Exactly repeat the material, dropping only the pictures.

>>>>>

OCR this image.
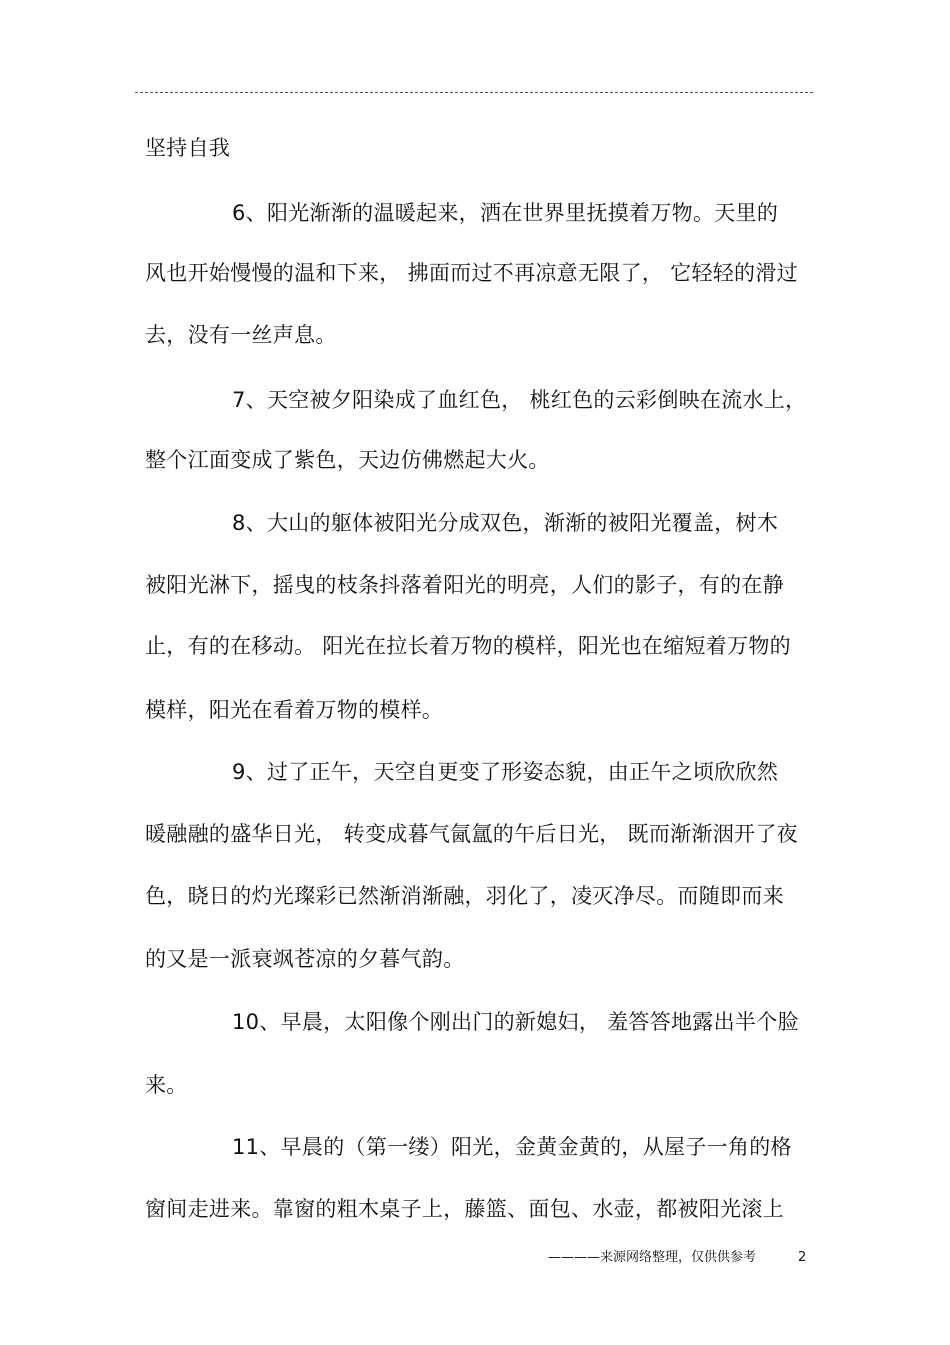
坚持自我
6、阳光渐渐的温暖起来，洒在世界里抚摸着万物。天里的
风也开始慢慢的温和下来， 拂面而过不再凉意无限了， 它轻轻的滑过
去，没有一丝声息。
7、天空被夕阳染成了血红色， 桃红色的云彩倒映在流水上，
整个江面变成了紫色，天边仿佛燃起大火。
8、大山的躯体被阳光分成双色，渐渐的被阳光覆盖，树木
被阳光淋下，摇曳的枝条抖落着阳光的明亮，人们的影子，有的在静
止，有的在移动。 阳光在拉长着万物的模样，阳光也在缩短着万物的
模样，阳光在看着万物的模样。
9、过了正午，天空自更变了形姿态貌，由正午之顷欣欣然
暖融融的盛华日光， 转变成暮气氤氲的午后日光， 既而渐渐洇开了夜
色，晓日的灼光璨彩已然渐消渐融，羽化了，凌灭净尽。而随即而来
的又是一派衰飒苍凉的夕暮气韵。
10、早晨，太阳像个刚出门的新媳妇， 羞答答地露出半个脸
来。
11、早晨的（第一缕）阳光，金黄金黄的，从屋子一角的格
窗间走进来。靠窗的粗木桌子上，藤篮、面包、水壶，都被阳光滚上
————来源网络整理，仅供供参考	2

<<<<<

— Task response —
OCR this image.
坚持自我
6、阳光渐渐的温暖起来，洒在世界里抚摸着万物。天里的
风也开始慢慢的温和下来， 拂面而过不再凉意无限了， 它轻轻的滑过
去，没有一丝声息。
7、天空被夕阳染成了血红色， 桃红色的云彩倒映在流水上，
整个江面变成了紫色，天边仿佛燃起大火。
8、大山的躯体被阳光分成双色，渐渐的被阳光覆盖，树木
被阳光淋下，摇曳的枝条抖落着阳光的明亮，人们的影子，有的在静
止，有的在移动。 阳光在拉长着万物的模样，阳光也在缩短着万物的
模样，阳光在看着万物的模样。
9、过了正午，天空自更变了形姿态貌，由正午之顷欣欣然
暖融融的盛华日光， 转变成暮气氤氲的午后日光， 既而渐渐洇开了夜
色，晓日的灼光璨彩已然渐消渐融，羽化了，凌灭净尽。而随即而来
的又是一派衰飒苍凉的夕暮气韵。
10、早晨，太阳像个刚出门的新媳妇， 羞答答地露出半个脸
来。
11、早晨的（第一缕）阳光，金黄金黄的，从屋子一角的格
窗间走进来。靠窗的粗木桌子上，藤篮、面包、水壶，都被阳光滚上
————来源网络整理，仅供供参考	2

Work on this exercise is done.